▶ _What this task involves_
Reproduce the lines of the material exactly, excluding every image.

▶ _Records shown_
***

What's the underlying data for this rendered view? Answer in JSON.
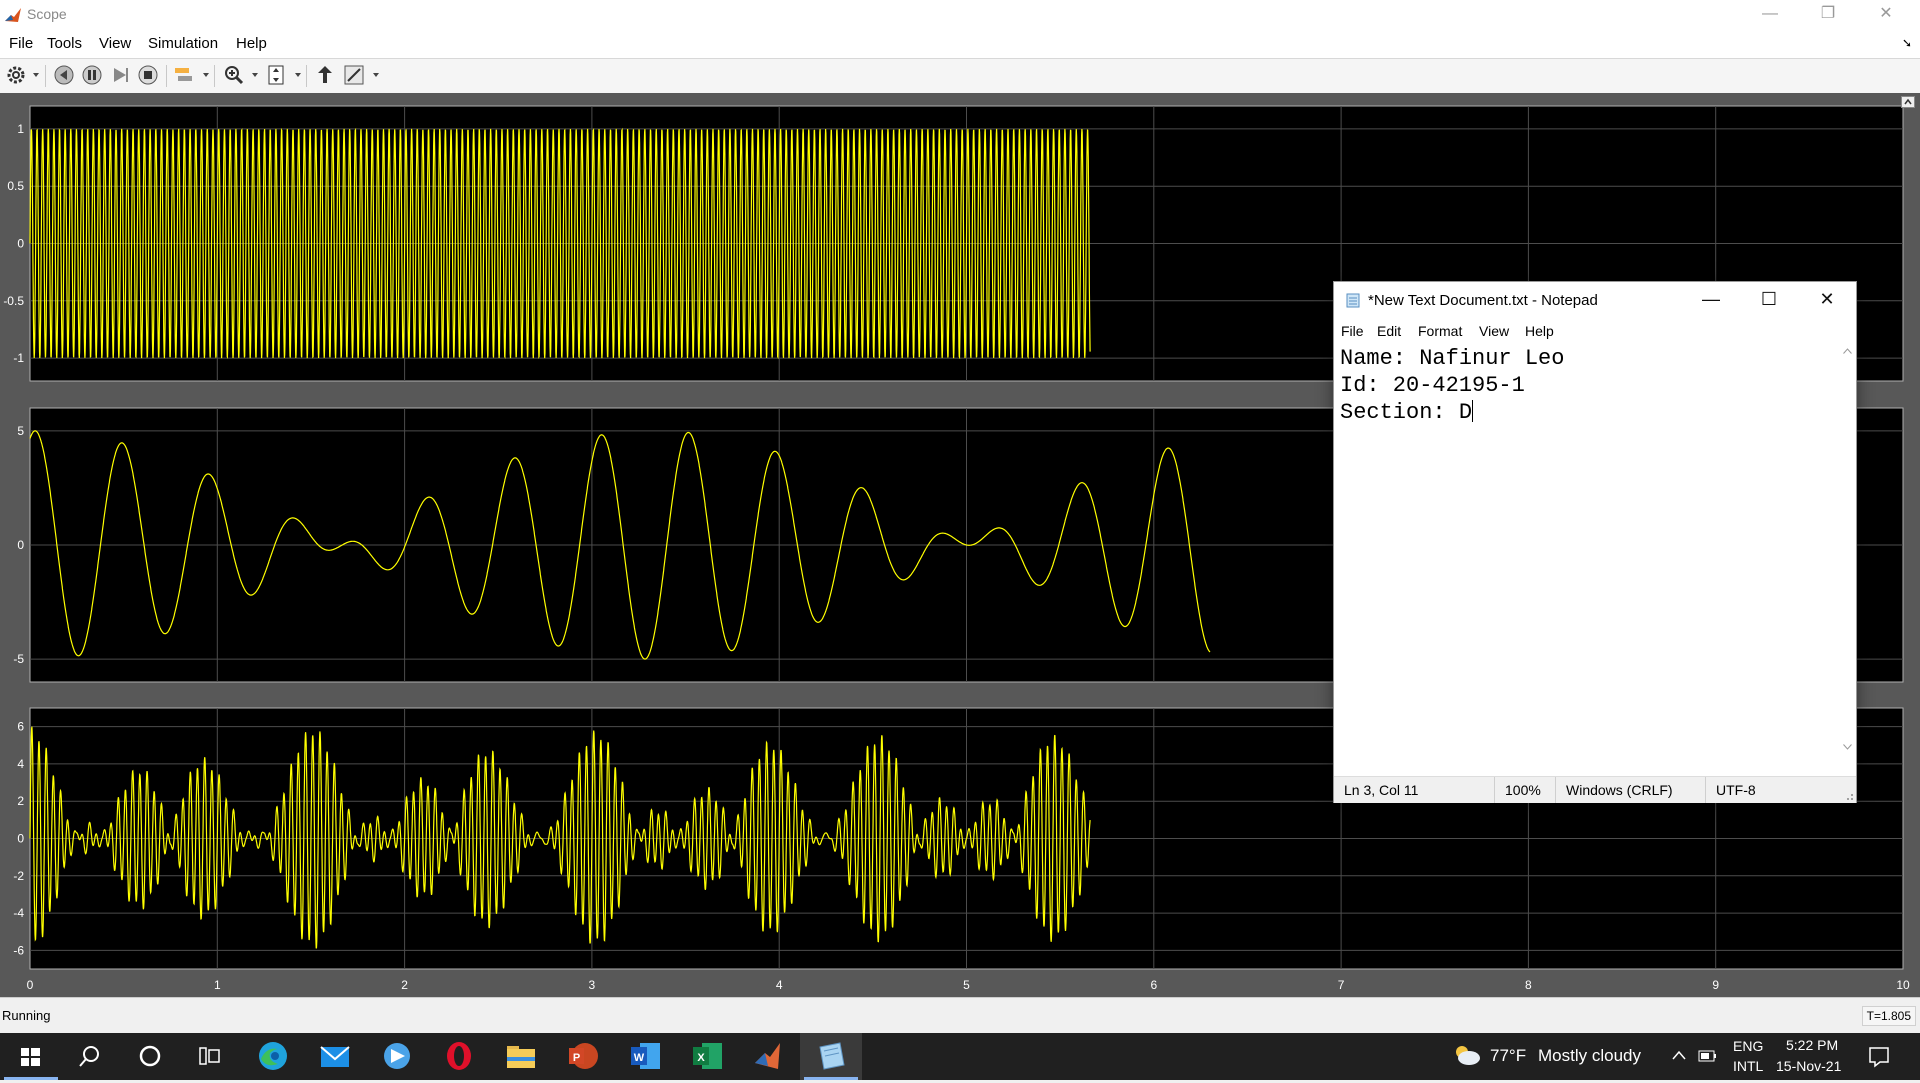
{
  "window": {
    "title": "Scope"
  },
  "menu": [
    "File",
    "Tools",
    "View",
    "Simulation",
    "Help"
  ],
  "toolbar": [
    "settings-icon",
    "step-back-icon",
    "pause-icon",
    "step-forward-icon",
    "stop-icon",
    "highlight-icon",
    "zoom-icon",
    "autoscale-icon",
    "restore-layout-icon",
    "style-icon"
  ],
  "scope": {
    "x_ticks": [
      "0",
      "1",
      "2",
      "3",
      "4",
      "5",
      "6",
      "7",
      "8",
      "9",
      "10"
    ],
    "plots": [
      {
        "yticks": [
          {
            "label": "1",
            "value": 1
          },
          {
            "label": "0.5",
            "value": 0.5
          },
          {
            "label": "0",
            "value": 0
          },
          {
            "label": "-0.5",
            "value": -0.5
          },
          {
            "label": "-1",
            "value": -1
          }
        ],
        "ylim": [
          -1.2,
          1.2
        ]
      },
      {
        "yticks": [
          {
            "label": "5",
            "value": 5
          },
          {
            "label": "0",
            "value": 0
          },
          {
            "label": "-5",
            "value": -5
          }
        ],
        "ylim": [
          -6,
          6
        ]
      },
      {
        "yticks": [
          {
            "label": "6",
            "value": 6
          },
          {
            "label": "4",
            "value": 4
          },
          {
            "label": "2",
            "value": 2
          },
          {
            "label": "0",
            "value": 0
          },
          {
            "label": "-2",
            "value": -2
          },
          {
            "label": "-4",
            "value": -4
          },
          {
            "label": "-6",
            "value": -6
          }
        ],
        "ylim": [
          -7,
          7
        ]
      }
    ],
    "line_color": "#ffff00",
    "background": "#000000"
  },
  "chart_data": [
    {
      "type": "line",
      "xlim": [
        0,
        10
      ],
      "ylim": [
        -1.2,
        1.2
      ],
      "series": [
        {
          "x": [
            0,
            5.66
          ],
          "y_range": [
            -1,
            1
          ]
        }
      ]
    },
    {
      "type": "line",
      "xlim": [
        0,
        10
      ],
      "ylim": [
        -6,
        6
      ],
      "series": [
        {
          "x": [
            0,
            6.3
          ],
          "y_range": [
            -5,
            5
          ]
        }
      ]
    },
    {
      "type": "line",
      "xlim": [
        0,
        10
      ],
      "ylim": [
        -7,
        7
      ],
      "series": [
        {
          "x": [
            0,
            5.66
          ],
          "y_range": [
            -5.8,
            5.8
          ]
        }
      ]
    }
  ],
  "status": {
    "left": "Running",
    "right": "T=1.805"
  },
  "notepad": {
    "title": "*New Text Document.txt - Notepad",
    "menu": [
      "File",
      "Edit",
      "Format",
      "View",
      "Help"
    ],
    "lines": [
      "Name: Nafinur Leo",
      "Id: 20-42195-1",
      "Section: D"
    ],
    "status": {
      "position": "Ln 3, Col 11",
      "zoom": "100%",
      "line_ending": "Windows (CRLF)",
      "encoding": "UTF-8"
    }
  },
  "taskbar": {
    "apps": [
      "windows-start-icon",
      "search-icon",
      "cortana-icon",
      "task-view-icon",
      "edge-icon",
      "mail-icon",
      "photos-icon",
      "opera-icon",
      "file-explorer-icon",
      "powerpoint-icon",
      "word-icon",
      "excel-icon",
      "matlab-icon",
      "notepad-icon"
    ],
    "weather": {
      "temp": "77°F",
      "condition": "Mostly cloudy"
    },
    "language": {
      "line1": "ENG",
      "line2": "INTL"
    },
    "clock": {
      "time": "5:22 PM",
      "date": "15-Nov-21"
    }
  }
}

***

▶ _The answer_
What's the underlying data for this rendered view? Answer in JSON.
{
  "window": {
    "title": "Scope"
  },
  "menu": [
    "File",
    "Tools",
    "View",
    "Simulation",
    "Help"
  ],
  "toolbar": [
    "settings-icon",
    "step-back-icon",
    "pause-icon",
    "step-forward-icon",
    "stop-icon",
    "highlight-icon",
    "zoom-icon",
    "autoscale-icon",
    "restore-layout-icon",
    "style-icon"
  ],
  "scope": {
    "x_ticks": [
      "0",
      "1",
      "2",
      "3",
      "4",
      "5",
      "6",
      "7",
      "8",
      "9",
      "10"
    ],
    "plots": [
      {
        "yticks": [
          {
            "label": "1",
            "value": 1
          },
          {
            "label": "0.5",
            "value": 0.5
          },
          {
            "label": "0",
            "value": 0
          },
          {
            "label": "-0.5",
            "value": -0.5
          },
          {
            "label": "-1",
            "value": -1
          }
        ],
        "ylim": [
          -1.2,
          1.2
        ]
      },
      {
        "yticks": [
          {
            "label": "5",
            "value": 5
          },
          {
            "label": "0",
            "value": 0
          },
          {
            "label": "-5",
            "value": -5
          }
        ],
        "ylim": [
          -6,
          6
        ]
      },
      {
        "yticks": [
          {
            "label": "6",
            "value": 6
          },
          {
            "label": "4",
            "value": 4
          },
          {
            "label": "2",
            "value": 2
          },
          {
            "label": "0",
            "value": 0
          },
          {
            "label": "-2",
            "value": -2
          },
          {
            "label": "-4",
            "value": -4
          },
          {
            "label": "-6",
            "value": -6
          }
        ],
        "ylim": [
          -7,
          7
        ]
      }
    ],
    "line_color": "#ffff00",
    "background": "#000000"
  },
  "chart_data": [
    {
      "type": "line",
      "xlim": [
        0,
        10
      ],
      "ylim": [
        -1.2,
        1.2
      ],
      "series": [
        {
          "x": [
            0,
            5.66
          ],
          "y_range": [
            -1,
            1
          ]
        }
      ]
    },
    {
      "type": "line",
      "xlim": [
        0,
        10
      ],
      "ylim": [
        -6,
        6
      ],
      "series": [
        {
          "x": [
            0,
            6.3
          ],
          "y_range": [
            -5,
            5
          ]
        }
      ]
    },
    {
      "type": "line",
      "xlim": [
        0,
        10
      ],
      "ylim": [
        -7,
        7
      ],
      "series": [
        {
          "x": [
            0,
            5.66
          ],
          "y_range": [
            -5.8,
            5.8
          ]
        }
      ]
    }
  ],
  "status": {
    "left": "Running",
    "right": "T=1.805"
  },
  "notepad": {
    "title": "*New Text Document.txt - Notepad",
    "menu": [
      "File",
      "Edit",
      "Format",
      "View",
      "Help"
    ],
    "lines": [
      "Name: Nafinur Leo",
      "Id: 20-42195-1",
      "Section: D"
    ],
    "status": {
      "position": "Ln 3, Col 11",
      "zoom": "100%",
      "line_ending": "Windows (CRLF)",
      "encoding": "UTF-8"
    }
  },
  "taskbar": {
    "apps": [
      "windows-start-icon",
      "search-icon",
      "cortana-icon",
      "task-view-icon",
      "edge-icon",
      "mail-icon",
      "photos-icon",
      "opera-icon",
      "file-explorer-icon",
      "powerpoint-icon",
      "word-icon",
      "excel-icon",
      "matlab-icon",
      "notepad-icon"
    ],
    "weather": {
      "temp": "77°F",
      "condition": "Mostly cloudy"
    },
    "language": {
      "line1": "ENG",
      "line2": "INTL"
    },
    "clock": {
      "time": "5:22 PM",
      "date": "15-Nov-21"
    }
  }
}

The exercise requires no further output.